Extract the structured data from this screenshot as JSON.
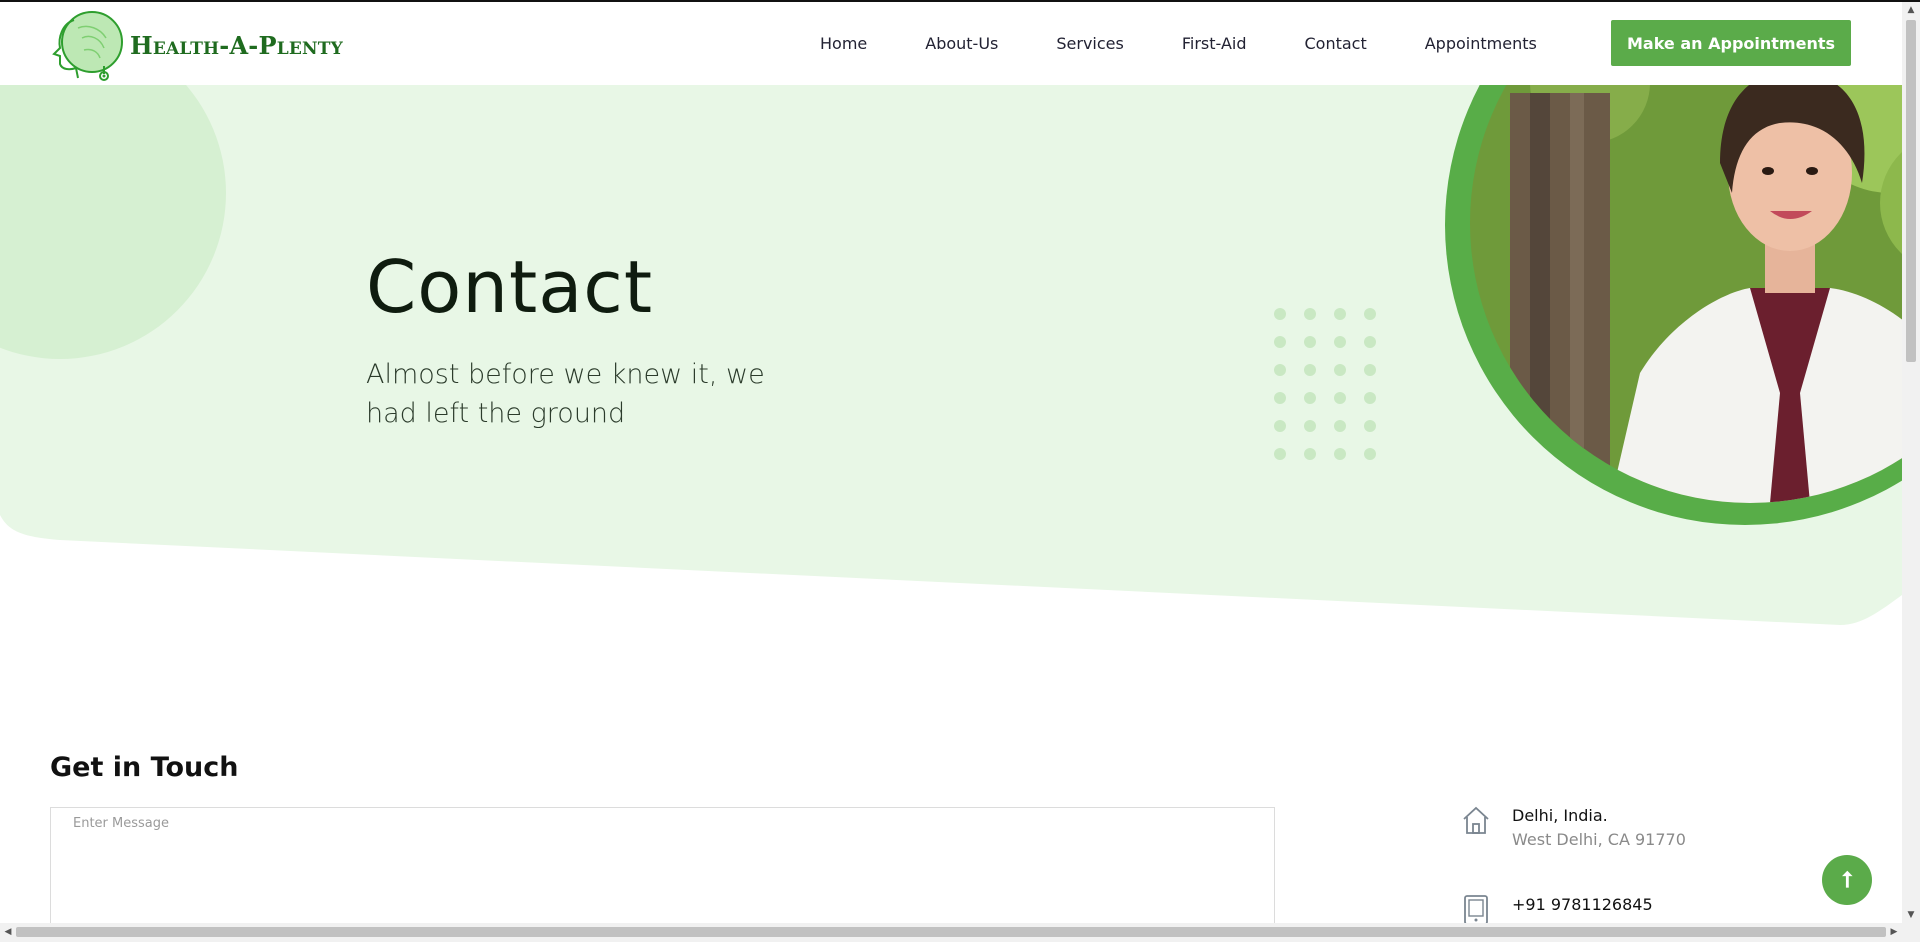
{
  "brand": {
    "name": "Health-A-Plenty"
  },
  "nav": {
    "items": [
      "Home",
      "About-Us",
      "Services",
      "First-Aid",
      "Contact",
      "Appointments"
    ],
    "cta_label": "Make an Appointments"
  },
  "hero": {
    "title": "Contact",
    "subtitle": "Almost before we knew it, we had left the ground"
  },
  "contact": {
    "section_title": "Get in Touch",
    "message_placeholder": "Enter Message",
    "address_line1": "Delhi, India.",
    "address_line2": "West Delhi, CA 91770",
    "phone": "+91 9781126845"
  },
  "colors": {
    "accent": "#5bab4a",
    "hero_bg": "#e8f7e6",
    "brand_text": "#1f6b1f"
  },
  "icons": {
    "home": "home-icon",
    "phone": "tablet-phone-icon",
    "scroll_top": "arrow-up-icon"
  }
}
_____
= TASK REQUIREMENTS =
Quote everything in the listing above exactly; pictures are the only thing to omit.

= TASK OUTPUT =
Extract the structured data from this screenshot as JSON.
{
  "brand": {
    "name": "Health-A-Plenty"
  },
  "nav": {
    "items": [
      "Home",
      "About-Us",
      "Services",
      "First-Aid",
      "Contact",
      "Appointments"
    ],
    "cta_label": "Make an Appointments"
  },
  "hero": {
    "title": "Contact",
    "subtitle": "Almost before we knew it, we had left the ground"
  },
  "contact": {
    "section_title": "Get in Touch",
    "message_placeholder": "Enter Message",
    "address_line1": "Delhi, India.",
    "address_line2": "West Delhi, CA 91770",
    "phone": "+91 9781126845"
  },
  "colors": {
    "accent": "#5bab4a",
    "hero_bg": "#e8f7e6",
    "brand_text": "#1f6b1f"
  },
  "icons": {
    "home": "home-icon",
    "phone": "tablet-phone-icon",
    "scroll_top": "arrow-up-icon"
  }
}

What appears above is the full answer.